* **Short problem**: Output the data below verbatim, keeping every line in its original order.

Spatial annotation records
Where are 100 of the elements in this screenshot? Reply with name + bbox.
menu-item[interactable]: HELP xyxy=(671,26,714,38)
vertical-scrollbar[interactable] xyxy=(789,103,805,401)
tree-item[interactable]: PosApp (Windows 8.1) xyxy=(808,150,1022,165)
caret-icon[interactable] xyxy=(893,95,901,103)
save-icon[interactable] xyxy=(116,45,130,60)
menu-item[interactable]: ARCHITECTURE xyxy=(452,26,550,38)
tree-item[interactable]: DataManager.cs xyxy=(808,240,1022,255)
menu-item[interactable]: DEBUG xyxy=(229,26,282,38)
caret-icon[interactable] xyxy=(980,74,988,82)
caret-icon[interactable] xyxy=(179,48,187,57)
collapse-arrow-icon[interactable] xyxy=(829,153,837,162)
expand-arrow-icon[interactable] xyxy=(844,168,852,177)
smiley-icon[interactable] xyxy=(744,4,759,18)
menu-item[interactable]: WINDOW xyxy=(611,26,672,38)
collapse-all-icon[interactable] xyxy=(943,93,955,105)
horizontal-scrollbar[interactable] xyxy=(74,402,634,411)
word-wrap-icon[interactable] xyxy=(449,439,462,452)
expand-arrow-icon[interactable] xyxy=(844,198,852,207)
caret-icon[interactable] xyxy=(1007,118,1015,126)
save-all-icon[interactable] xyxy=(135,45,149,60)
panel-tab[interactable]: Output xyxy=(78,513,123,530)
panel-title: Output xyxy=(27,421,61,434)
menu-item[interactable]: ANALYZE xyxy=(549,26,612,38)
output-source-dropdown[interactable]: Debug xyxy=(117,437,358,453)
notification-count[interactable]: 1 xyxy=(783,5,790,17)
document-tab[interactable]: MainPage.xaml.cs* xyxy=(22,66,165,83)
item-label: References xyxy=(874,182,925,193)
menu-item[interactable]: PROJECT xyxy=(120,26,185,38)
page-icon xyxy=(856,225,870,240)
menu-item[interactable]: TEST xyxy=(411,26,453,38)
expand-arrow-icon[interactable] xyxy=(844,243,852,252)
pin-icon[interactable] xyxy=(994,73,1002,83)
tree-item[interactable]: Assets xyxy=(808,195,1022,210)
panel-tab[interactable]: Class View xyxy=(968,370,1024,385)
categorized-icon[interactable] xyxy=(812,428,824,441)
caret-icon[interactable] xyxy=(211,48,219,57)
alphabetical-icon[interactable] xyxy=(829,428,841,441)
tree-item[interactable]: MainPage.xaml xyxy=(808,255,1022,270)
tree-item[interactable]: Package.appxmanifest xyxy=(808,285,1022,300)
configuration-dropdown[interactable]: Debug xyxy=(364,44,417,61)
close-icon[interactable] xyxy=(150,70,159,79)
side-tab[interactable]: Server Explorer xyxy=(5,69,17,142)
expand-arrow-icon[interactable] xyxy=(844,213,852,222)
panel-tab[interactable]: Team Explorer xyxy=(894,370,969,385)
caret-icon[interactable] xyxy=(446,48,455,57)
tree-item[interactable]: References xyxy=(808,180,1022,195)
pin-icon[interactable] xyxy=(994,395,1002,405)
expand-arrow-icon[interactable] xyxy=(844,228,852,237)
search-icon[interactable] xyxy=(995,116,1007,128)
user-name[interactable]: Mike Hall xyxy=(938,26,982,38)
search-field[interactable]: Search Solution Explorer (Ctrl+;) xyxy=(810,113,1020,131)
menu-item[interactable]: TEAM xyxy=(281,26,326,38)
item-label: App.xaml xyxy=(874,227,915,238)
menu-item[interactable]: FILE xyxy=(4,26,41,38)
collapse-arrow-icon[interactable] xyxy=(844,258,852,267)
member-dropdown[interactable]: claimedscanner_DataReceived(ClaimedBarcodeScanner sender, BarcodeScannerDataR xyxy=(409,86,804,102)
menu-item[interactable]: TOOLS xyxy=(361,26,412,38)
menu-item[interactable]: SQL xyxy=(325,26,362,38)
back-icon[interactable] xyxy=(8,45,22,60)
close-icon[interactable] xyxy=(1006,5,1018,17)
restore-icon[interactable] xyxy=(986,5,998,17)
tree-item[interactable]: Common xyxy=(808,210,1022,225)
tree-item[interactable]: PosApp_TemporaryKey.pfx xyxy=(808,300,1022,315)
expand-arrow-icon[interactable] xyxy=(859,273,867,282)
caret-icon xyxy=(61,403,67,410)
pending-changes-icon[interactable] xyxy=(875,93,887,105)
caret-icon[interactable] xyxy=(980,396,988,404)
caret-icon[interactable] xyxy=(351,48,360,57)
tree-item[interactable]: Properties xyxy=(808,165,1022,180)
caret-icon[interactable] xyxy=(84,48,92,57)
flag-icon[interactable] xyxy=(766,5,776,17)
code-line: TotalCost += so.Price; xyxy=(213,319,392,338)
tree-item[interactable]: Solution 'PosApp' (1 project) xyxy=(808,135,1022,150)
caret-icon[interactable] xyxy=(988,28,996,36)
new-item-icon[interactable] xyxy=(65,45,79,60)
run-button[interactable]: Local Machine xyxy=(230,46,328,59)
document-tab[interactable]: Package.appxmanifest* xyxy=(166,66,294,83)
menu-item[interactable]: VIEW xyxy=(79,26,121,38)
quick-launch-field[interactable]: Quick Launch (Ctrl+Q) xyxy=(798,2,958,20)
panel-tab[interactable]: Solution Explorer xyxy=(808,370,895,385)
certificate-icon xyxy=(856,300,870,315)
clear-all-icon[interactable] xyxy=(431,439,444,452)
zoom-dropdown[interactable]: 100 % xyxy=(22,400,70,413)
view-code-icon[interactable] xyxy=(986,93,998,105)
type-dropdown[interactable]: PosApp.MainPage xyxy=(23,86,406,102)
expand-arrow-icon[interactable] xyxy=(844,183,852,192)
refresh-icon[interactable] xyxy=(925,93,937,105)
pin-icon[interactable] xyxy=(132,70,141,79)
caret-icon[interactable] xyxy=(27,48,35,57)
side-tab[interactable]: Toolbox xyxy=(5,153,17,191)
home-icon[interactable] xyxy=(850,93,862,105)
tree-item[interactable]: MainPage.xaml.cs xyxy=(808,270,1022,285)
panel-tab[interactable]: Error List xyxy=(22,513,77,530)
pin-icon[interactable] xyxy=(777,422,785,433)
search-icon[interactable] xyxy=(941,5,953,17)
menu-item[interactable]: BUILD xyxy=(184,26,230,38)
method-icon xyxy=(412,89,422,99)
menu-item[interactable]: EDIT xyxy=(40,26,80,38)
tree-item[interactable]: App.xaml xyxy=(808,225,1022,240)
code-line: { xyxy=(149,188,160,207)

* **Result for this task**:
Where are 100 of the elements in this screenshot? Reply with name + bbox.
menu-item[interactable]: HELP xyxy=(671,26,714,38)
vertical-scrollbar[interactable] xyxy=(789,103,805,401)
tree-item[interactable]: PosApp (Windows 8.1) xyxy=(808,150,1022,165)
caret-icon[interactable] xyxy=(893,95,901,103)
save-icon[interactable] xyxy=(116,45,130,60)
menu-item[interactable]: ARCHITECTURE xyxy=(452,26,550,38)
tree-item[interactable]: DataManager.cs xyxy=(808,240,1022,255)
menu-item[interactable]: DEBUG xyxy=(229,26,282,38)
caret-icon[interactable] xyxy=(980,74,988,82)
caret-icon[interactable] xyxy=(179,48,187,57)
collapse-arrow-icon[interactable] xyxy=(829,153,837,162)
expand-arrow-icon[interactable] xyxy=(844,168,852,177)
smiley-icon[interactable] xyxy=(744,4,759,18)
menu-item[interactable]: WINDOW xyxy=(611,26,672,38)
collapse-all-icon[interactable] xyxy=(943,93,955,105)
horizontal-scrollbar[interactable] xyxy=(74,402,634,411)
word-wrap-icon[interactable] xyxy=(449,439,462,452)
expand-arrow-icon[interactable] xyxy=(844,198,852,207)
caret-icon[interactable] xyxy=(1007,118,1015,126)
save-all-icon[interactable] xyxy=(135,45,149,60)
panel-tab[interactable]: Output xyxy=(78,513,123,530)
panel-title: Output xyxy=(27,421,61,434)
menu-item[interactable]: ANALYZE xyxy=(549,26,612,38)
output-source-dropdown[interactable]: Debug xyxy=(117,437,358,453)
notification-count[interactable]: 1 xyxy=(783,5,790,17)
document-tab[interactable]: MainPage.xaml.cs* xyxy=(22,66,165,83)
item-label: References xyxy=(874,182,925,193)
menu-item[interactable]: PROJECT xyxy=(120,26,185,38)
page-icon xyxy=(856,225,870,240)
menu-item[interactable]: TEST xyxy=(411,26,453,38)
expand-arrow-icon[interactable] xyxy=(844,243,852,252)
pin-icon[interactable] xyxy=(994,73,1002,83)
tree-item[interactable]: Assets xyxy=(808,195,1022,210)
panel-tab[interactable]: Class View xyxy=(968,370,1024,385)
categorized-icon[interactable] xyxy=(812,428,824,441)
caret-icon[interactable] xyxy=(211,48,219,57)
alphabetical-icon[interactable] xyxy=(829,428,841,441)
tree-item[interactable]: MainPage.xaml xyxy=(808,255,1022,270)
tree-item[interactable]: Package.appxmanifest xyxy=(808,285,1022,300)
configuration-dropdown[interactable]: Debug xyxy=(364,44,417,61)
close-icon[interactable] xyxy=(150,70,159,79)
side-tab[interactable]: Server Explorer xyxy=(5,69,17,142)
expand-arrow-icon[interactable] xyxy=(844,213,852,222)
panel-tab[interactable]: Team Explorer xyxy=(894,370,969,385)
caret-icon[interactable] xyxy=(446,48,455,57)
tree-item[interactable]: References xyxy=(808,180,1022,195)
pin-icon[interactable] xyxy=(994,395,1002,405)
expand-arrow-icon[interactable] xyxy=(844,228,852,237)
search-icon[interactable] xyxy=(995,116,1007,128)
user-name[interactable]: Mike Hall xyxy=(938,26,982,38)
search-field[interactable]: Search Solution Explorer (Ctrl+;) xyxy=(810,113,1020,131)
menu-item[interactable]: TEAM xyxy=(281,26,326,38)
item-label: App.xaml xyxy=(874,227,915,238)
menu-item[interactable]: FILE xyxy=(4,26,41,38)
collapse-arrow-icon[interactable] xyxy=(844,258,852,267)
member-dropdown[interactable]: claimedscanner_DataReceived(ClaimedBarcodeScanner sender, BarcodeScannerDataR xyxy=(409,86,804,102)
menu-item[interactable]: TOOLS xyxy=(361,26,412,38)
menu-item[interactable]: SQL xyxy=(325,26,362,38)
back-icon[interactable] xyxy=(8,45,22,60)
close-icon[interactable] xyxy=(1006,5,1018,17)
restore-icon[interactable] xyxy=(986,5,998,17)
tree-item[interactable]: Common xyxy=(808,210,1022,225)
tree-item[interactable]: PosApp_TemporaryKey.pfx xyxy=(808,300,1022,315)
expand-arrow-icon[interactable] xyxy=(859,273,867,282)
caret-icon xyxy=(61,403,67,410)
pending-changes-icon[interactable] xyxy=(875,93,887,105)
caret-icon[interactable] xyxy=(980,396,988,404)
caret-icon[interactable] xyxy=(351,48,360,57)
tree-item[interactable]: Properties xyxy=(808,165,1022,180)
caret-icon[interactable] xyxy=(84,48,92,57)
flag-icon[interactable] xyxy=(766,5,776,17)
code-line: TotalCost += so.Price; xyxy=(213,319,392,338)
tree-item[interactable]: Solution 'PosApp' (1 project) xyxy=(808,135,1022,150)
caret-icon[interactable] xyxy=(988,28,996,36)
new-item-icon[interactable] xyxy=(65,45,79,60)
run-button[interactable]: Local Machine xyxy=(230,46,328,59)
document-tab[interactable]: Package.appxmanifest* xyxy=(166,66,294,83)
menu-item[interactable]: VIEW xyxy=(79,26,121,38)
quick-launch-field[interactable]: Quick Launch (Ctrl+Q) xyxy=(798,2,958,20)
panel-tab[interactable]: Solution Explorer xyxy=(808,370,895,385)
certificate-icon xyxy=(856,300,870,315)
clear-all-icon[interactable] xyxy=(431,439,444,452)
zoom-dropdown[interactable]: 100 % xyxy=(22,400,70,413)
view-code-icon[interactable] xyxy=(986,93,998,105)
type-dropdown[interactable]: PosApp.MainPage xyxy=(23,86,406,102)
expand-arrow-icon[interactable] xyxy=(844,183,852,192)
refresh-icon[interactable] xyxy=(925,93,937,105)
pin-icon[interactable] xyxy=(132,70,141,79)
caret-icon[interactable] xyxy=(27,48,35,57)
side-tab[interactable]: Toolbox xyxy=(5,153,17,191)
home-icon[interactable] xyxy=(850,93,862,105)
tree-item[interactable]: MainPage.xaml.cs xyxy=(808,270,1022,285)
panel-tab[interactable]: Error List xyxy=(22,513,77,530)
pin-icon[interactable] xyxy=(777,422,785,433)
search-icon[interactable] xyxy=(941,5,953,17)
menu-item[interactable]: BUILD xyxy=(184,26,230,38)
method-icon xyxy=(412,89,422,99)
menu-item[interactable]: EDIT xyxy=(40,26,80,38)
tree-item[interactable]: App.xaml xyxy=(808,225,1022,240)
code-line: { xyxy=(149,188,160,207)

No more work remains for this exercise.